-- EXERCISE --
Copy the data word for word, keeping every line.
* Start *
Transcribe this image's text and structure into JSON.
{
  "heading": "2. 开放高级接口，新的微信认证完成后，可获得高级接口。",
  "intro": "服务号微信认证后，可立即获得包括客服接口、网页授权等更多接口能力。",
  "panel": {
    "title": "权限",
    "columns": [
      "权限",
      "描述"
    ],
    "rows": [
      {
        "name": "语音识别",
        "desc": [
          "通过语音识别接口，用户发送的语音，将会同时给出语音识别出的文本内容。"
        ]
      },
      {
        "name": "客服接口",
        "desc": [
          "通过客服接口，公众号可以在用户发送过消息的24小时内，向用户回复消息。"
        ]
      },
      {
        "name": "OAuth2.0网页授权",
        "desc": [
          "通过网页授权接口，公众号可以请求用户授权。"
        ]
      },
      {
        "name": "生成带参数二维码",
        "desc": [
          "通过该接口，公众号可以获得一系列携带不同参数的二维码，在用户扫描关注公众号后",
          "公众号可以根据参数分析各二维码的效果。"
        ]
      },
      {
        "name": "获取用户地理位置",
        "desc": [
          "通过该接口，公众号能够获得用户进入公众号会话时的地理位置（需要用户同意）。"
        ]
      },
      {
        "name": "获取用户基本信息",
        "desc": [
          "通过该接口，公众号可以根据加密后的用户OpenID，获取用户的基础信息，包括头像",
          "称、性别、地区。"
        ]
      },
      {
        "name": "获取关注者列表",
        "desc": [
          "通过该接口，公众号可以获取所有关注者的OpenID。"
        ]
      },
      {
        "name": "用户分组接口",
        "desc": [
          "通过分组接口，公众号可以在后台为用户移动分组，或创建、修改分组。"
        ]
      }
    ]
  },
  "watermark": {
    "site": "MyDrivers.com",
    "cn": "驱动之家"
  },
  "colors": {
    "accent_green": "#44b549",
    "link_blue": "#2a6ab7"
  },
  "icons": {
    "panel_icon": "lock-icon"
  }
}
* End *
-- OUTPUT --
Transcribe this image's text and structure into JSON.
{
  "heading": "2. 开放高级接口，新的微信认证完成后，可获得高级接口。",
  "intro": "服务号微信认证后，可立即获得包括客服接口、网页授权等更多接口能力。",
  "panel": {
    "title": "权限",
    "columns": [
      "权限",
      "描述"
    ],
    "rows": [
      {
        "name": "语音识别",
        "desc": [
          "通过语音识别接口，用户发送的语音，将会同时给出语音识别出的文本内容。"
        ]
      },
      {
        "name": "客服接口",
        "desc": [
          "通过客服接口，公众号可以在用户发送过消息的24小时内，向用户回复消息。"
        ]
      },
      {
        "name": "OAuth2.0网页授权",
        "desc": [
          "通过网页授权接口，公众号可以请求用户授权。"
        ]
      },
      {
        "name": "生成带参数二维码",
        "desc": [
          "通过该接口，公众号可以获得一系列携带不同参数的二维码，在用户扫描关注公众号后",
          "公众号可以根据参数分析各二维码的效果。"
        ]
      },
      {
        "name": "获取用户地理位置",
        "desc": [
          "通过该接口，公众号能够获得用户进入公众号会话时的地理位置（需要用户同意）。"
        ]
      },
      {
        "name": "获取用户基本信息",
        "desc": [
          "通过该接口，公众号可以根据加密后的用户OpenID，获取用户的基础信息，包括头像",
          "称、性别、地区。"
        ]
      },
      {
        "name": "获取关注者列表",
        "desc": [
          "通过该接口，公众号可以获取所有关注者的OpenID。"
        ]
      },
      {
        "name": "用户分组接口",
        "desc": [
          "通过分组接口，公众号可以在后台为用户移动分组，或创建、修改分组。"
        ]
      }
    ]
  },
  "watermark": {
    "site": "MyDrivers.com",
    "cn": "驱动之家"
  },
  "colors": {
    "accent_green": "#44b549",
    "link_blue": "#2a6ab7"
  },
  "icons": {
    "panel_icon": "lock-icon"
  }
}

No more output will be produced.